> [Work to be completed]: Please render the lines below as a Markdown table, starting with the first line and going on through the line that contains "day-label: 今日 12月1日 — [54, 419, 157, 438]". Use a "No." column for the row number and a "Line" column for the line itself, and leave out blank lines.

[Begin Exercise inputs]

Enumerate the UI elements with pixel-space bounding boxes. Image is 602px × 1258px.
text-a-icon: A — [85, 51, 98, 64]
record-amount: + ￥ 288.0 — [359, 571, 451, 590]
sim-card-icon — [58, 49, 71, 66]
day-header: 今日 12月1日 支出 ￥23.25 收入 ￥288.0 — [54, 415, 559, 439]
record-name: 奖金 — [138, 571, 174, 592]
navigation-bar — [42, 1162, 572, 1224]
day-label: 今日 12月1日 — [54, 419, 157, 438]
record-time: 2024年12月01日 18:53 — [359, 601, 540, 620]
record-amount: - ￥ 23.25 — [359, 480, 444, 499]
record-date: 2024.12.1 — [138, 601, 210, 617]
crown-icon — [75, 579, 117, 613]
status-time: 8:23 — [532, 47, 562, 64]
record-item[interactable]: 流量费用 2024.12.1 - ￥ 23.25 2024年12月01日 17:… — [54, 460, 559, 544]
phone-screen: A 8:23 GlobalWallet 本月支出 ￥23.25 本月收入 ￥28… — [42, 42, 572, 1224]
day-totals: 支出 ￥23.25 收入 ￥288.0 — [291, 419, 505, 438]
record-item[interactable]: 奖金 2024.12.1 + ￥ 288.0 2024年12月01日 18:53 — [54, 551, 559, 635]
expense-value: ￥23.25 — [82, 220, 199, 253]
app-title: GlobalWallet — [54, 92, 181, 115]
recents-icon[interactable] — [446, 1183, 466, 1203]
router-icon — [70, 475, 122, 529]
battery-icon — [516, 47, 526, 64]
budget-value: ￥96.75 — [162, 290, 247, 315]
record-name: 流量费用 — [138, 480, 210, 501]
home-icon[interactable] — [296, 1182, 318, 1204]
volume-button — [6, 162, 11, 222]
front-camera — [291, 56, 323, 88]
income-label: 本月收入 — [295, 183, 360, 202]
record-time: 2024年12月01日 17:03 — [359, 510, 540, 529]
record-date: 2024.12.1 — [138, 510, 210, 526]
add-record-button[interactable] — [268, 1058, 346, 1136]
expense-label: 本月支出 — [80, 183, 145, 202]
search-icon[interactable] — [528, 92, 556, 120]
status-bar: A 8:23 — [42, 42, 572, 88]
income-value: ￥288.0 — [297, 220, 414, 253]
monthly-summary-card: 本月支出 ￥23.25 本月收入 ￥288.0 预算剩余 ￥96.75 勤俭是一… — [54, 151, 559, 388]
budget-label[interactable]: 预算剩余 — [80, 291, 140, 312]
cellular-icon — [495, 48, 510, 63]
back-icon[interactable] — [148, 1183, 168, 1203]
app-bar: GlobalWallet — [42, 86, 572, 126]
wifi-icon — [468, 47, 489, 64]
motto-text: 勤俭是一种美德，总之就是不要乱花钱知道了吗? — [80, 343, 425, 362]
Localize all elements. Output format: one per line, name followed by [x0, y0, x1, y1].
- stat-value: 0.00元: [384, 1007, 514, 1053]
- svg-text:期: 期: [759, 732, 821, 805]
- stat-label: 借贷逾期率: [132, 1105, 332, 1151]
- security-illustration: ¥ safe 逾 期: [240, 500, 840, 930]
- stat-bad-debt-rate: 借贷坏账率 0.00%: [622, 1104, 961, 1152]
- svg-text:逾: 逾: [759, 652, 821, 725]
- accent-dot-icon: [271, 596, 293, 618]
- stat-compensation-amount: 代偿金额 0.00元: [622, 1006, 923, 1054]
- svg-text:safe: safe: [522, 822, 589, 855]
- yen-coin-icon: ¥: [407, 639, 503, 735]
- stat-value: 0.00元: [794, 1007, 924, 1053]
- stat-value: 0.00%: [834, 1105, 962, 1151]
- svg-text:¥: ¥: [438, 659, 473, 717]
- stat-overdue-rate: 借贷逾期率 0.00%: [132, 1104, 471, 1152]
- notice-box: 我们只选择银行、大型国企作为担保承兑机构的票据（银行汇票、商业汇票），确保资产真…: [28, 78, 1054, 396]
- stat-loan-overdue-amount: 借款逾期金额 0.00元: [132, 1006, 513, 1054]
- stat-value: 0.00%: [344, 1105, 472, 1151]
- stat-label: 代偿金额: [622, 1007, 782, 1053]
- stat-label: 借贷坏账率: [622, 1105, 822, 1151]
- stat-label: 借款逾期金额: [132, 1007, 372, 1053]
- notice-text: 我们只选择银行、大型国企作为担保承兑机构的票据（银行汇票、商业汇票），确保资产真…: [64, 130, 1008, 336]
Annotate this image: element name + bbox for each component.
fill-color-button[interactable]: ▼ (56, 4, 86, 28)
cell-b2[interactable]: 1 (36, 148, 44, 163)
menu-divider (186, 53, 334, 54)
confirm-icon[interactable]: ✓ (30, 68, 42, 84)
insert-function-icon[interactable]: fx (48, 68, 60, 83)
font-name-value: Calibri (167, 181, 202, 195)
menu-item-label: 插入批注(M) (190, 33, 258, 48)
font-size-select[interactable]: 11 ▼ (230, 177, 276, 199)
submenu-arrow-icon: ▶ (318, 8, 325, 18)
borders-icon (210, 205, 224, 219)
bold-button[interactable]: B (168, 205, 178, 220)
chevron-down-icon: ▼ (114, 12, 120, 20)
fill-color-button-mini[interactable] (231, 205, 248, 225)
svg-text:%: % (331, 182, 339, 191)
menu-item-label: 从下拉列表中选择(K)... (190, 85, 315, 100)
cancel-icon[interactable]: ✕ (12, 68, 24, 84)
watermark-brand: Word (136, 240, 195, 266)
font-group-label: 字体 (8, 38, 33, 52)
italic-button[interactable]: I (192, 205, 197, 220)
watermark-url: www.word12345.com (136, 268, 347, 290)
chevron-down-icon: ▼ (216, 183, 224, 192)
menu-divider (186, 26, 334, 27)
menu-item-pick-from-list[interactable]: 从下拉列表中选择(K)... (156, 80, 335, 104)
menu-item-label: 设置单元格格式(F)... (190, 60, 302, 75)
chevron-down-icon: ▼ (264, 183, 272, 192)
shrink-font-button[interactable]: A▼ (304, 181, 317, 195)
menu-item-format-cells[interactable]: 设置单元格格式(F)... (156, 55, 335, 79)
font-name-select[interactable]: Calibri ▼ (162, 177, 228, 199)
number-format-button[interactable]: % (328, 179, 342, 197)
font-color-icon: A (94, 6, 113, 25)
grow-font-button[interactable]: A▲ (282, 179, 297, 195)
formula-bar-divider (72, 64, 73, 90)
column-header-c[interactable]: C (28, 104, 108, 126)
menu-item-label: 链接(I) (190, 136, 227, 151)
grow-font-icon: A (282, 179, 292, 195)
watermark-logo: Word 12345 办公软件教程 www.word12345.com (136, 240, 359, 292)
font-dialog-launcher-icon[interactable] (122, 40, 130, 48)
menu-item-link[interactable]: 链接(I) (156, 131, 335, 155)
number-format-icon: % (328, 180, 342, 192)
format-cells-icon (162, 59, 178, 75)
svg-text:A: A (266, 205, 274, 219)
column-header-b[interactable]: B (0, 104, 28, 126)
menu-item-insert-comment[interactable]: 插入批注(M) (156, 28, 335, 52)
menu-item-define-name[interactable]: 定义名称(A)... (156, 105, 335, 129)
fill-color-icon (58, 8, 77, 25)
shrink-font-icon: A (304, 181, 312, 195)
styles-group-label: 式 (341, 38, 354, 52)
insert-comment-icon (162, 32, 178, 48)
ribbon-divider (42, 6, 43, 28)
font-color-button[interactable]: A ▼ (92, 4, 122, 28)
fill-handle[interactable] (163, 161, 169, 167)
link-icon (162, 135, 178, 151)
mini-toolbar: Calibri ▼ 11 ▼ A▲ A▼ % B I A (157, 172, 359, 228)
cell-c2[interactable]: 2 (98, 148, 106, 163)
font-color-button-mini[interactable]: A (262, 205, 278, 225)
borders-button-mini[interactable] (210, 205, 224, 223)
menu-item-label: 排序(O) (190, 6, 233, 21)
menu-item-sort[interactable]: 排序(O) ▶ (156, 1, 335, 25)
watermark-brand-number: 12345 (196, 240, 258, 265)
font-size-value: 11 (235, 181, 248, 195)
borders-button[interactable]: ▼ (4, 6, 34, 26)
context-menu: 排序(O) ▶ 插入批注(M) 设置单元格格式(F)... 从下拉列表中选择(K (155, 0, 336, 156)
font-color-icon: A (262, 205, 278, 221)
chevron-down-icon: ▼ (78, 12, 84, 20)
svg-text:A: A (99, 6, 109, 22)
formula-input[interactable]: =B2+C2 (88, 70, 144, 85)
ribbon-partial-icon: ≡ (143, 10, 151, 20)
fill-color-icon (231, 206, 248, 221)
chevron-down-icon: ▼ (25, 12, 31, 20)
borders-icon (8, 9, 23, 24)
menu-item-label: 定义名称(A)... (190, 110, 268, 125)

[End Exercise inputs]

> [Response]:
| No. | Line |
|---|---|
| 1 | Enumerate the UI elements with pixel-space bounding boxes. Image is 602px × 1258px. |
| 2 | text-a-icon: A — [85, 51, 98, 64] |
| 3 | record-amount: + ￥ 288.0 — [359, 571, 451, 590] |
| 4 | sim-card-icon — [58, 49, 71, 66] |
| 5 | day-header: 今日 12月1日 支出 ￥23.25 收入 ￥288.0 — [54, 415, 559, 439] |
| 6 | record-name: 奖金 — [138, 571, 174, 592] |
| 7 | navigation-bar — [42, 1162, 572, 1224] |
| 8 | day-label: 今日 12月1日 — [54, 419, 157, 438] |